→ **REQUIREMENT**
Please find all lines in the data that hold the string "VELg" and copy them.

→ **RAW DATA**
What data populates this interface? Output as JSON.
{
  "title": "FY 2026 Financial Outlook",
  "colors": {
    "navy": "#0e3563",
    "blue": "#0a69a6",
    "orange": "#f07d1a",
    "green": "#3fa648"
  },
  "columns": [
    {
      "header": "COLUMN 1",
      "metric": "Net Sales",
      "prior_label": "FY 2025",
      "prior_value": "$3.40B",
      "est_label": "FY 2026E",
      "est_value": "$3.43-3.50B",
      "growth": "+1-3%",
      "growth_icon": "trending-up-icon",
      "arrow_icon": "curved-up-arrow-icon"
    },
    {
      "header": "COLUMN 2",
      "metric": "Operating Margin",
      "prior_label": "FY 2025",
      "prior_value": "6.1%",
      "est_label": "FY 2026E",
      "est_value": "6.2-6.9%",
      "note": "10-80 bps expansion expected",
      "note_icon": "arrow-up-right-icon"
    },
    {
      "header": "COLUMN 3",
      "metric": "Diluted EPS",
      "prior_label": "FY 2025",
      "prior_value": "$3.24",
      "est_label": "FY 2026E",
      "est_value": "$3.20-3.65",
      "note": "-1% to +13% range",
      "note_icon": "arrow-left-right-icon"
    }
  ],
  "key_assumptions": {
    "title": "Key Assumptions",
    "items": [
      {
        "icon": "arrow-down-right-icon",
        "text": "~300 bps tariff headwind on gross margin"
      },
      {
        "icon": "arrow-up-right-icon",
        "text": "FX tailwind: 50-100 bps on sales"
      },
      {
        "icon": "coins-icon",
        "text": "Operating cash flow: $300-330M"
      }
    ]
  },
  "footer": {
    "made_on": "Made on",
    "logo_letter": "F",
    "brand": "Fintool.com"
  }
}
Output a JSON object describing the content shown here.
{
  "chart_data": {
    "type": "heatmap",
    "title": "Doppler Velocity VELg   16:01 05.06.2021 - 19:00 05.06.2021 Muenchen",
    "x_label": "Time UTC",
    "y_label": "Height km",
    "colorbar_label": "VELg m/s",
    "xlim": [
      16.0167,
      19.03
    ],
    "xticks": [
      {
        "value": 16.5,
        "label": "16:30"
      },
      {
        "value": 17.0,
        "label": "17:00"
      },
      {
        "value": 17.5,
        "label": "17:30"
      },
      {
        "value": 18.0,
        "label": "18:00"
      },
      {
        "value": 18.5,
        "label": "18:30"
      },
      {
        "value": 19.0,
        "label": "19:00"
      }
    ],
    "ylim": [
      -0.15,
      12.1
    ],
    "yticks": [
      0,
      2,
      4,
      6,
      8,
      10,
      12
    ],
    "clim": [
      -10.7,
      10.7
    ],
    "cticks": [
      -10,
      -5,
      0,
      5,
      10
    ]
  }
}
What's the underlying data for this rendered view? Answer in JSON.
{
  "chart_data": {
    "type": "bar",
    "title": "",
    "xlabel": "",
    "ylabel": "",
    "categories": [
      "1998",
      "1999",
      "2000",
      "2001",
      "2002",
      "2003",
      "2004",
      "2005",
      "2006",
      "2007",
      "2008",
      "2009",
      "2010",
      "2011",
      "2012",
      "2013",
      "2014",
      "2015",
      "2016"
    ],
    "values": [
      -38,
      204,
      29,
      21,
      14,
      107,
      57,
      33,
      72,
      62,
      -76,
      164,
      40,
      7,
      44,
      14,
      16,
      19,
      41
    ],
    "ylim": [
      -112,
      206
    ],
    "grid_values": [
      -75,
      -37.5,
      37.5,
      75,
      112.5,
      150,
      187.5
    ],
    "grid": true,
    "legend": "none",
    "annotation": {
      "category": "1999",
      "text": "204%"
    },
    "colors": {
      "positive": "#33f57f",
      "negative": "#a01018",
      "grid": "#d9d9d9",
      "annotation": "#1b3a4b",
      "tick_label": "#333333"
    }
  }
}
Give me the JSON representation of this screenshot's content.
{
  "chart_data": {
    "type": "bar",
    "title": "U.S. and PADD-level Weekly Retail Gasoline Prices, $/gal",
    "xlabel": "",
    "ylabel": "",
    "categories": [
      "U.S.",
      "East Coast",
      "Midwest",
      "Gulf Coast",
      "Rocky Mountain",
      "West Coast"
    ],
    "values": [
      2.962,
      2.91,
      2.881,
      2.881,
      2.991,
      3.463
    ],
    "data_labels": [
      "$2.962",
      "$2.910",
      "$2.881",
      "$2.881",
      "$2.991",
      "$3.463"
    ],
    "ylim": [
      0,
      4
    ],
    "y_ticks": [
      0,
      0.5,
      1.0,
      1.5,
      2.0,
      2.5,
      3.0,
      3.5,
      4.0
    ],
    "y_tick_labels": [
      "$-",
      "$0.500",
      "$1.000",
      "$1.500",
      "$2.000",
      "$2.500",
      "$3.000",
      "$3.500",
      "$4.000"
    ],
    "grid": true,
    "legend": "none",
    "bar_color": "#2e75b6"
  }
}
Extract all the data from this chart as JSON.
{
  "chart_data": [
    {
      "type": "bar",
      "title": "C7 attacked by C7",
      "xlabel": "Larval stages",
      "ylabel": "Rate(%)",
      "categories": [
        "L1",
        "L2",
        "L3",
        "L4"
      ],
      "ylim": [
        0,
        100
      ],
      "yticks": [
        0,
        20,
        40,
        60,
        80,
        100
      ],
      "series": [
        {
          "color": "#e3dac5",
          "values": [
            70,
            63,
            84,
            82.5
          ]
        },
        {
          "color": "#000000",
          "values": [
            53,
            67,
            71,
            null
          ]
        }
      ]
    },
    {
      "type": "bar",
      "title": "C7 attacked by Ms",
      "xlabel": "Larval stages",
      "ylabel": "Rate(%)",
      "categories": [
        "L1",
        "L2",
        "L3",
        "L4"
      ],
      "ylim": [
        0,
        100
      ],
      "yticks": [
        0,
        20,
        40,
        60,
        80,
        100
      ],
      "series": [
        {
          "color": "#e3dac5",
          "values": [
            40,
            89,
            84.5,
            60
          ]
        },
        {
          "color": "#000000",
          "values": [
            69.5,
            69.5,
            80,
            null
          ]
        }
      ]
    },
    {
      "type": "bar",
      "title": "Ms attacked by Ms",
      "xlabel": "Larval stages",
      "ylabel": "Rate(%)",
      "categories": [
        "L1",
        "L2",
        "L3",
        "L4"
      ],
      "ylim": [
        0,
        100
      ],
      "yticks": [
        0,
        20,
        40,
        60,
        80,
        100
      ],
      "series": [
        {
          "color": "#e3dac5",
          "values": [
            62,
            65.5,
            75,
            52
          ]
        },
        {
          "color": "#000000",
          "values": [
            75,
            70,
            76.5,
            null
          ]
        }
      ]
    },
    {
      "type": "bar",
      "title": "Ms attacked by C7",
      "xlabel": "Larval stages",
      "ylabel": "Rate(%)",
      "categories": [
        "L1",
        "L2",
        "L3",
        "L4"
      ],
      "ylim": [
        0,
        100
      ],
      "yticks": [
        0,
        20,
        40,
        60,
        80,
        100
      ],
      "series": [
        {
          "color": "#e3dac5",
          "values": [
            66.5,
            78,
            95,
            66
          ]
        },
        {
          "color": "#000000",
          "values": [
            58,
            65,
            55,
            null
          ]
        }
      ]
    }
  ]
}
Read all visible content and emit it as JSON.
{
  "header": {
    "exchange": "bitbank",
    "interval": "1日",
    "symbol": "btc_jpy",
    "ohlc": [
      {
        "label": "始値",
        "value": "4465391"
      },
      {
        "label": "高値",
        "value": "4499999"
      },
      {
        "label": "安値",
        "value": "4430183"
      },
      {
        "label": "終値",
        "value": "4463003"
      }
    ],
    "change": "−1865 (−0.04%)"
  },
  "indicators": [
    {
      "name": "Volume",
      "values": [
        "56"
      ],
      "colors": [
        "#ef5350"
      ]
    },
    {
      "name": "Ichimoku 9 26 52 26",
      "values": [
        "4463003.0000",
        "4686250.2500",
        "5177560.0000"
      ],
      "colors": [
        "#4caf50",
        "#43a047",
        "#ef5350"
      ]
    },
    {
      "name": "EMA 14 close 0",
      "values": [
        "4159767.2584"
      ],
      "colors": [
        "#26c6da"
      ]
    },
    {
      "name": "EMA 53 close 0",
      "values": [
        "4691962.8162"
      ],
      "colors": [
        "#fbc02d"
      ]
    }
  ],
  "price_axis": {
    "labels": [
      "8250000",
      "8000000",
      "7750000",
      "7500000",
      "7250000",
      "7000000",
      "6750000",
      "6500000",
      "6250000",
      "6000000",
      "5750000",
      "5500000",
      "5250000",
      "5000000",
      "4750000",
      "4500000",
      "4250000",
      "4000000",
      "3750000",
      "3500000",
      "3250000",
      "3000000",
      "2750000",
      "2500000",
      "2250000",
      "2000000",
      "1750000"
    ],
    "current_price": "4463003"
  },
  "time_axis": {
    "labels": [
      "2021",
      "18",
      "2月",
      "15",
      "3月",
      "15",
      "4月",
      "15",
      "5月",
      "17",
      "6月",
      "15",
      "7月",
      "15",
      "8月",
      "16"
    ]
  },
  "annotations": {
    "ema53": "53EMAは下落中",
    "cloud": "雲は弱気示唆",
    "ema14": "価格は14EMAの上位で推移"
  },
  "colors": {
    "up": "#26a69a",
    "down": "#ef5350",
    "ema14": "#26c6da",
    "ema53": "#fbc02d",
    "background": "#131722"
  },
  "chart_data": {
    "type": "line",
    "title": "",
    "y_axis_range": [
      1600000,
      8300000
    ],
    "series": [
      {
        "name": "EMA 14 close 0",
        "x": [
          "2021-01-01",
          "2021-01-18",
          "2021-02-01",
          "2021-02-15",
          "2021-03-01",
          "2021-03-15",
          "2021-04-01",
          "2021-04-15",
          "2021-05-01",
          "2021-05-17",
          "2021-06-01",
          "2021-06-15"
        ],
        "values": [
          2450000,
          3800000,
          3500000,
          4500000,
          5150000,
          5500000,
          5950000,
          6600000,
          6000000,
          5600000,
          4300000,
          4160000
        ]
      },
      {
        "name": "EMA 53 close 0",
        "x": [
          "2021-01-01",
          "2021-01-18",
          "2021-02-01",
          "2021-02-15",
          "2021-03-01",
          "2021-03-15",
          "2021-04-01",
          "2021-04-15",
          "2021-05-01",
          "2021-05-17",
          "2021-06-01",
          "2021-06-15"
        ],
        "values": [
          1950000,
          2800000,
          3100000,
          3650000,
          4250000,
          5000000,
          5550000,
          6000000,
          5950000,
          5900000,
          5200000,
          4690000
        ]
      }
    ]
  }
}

→ **THE COMPLETED TASK**
    "title": "Doppler Velocity VELg   16:01 05.06.2021 - 19:00 05.06.2021 Muenchen",
    "colorbar_label": "VELg m/s",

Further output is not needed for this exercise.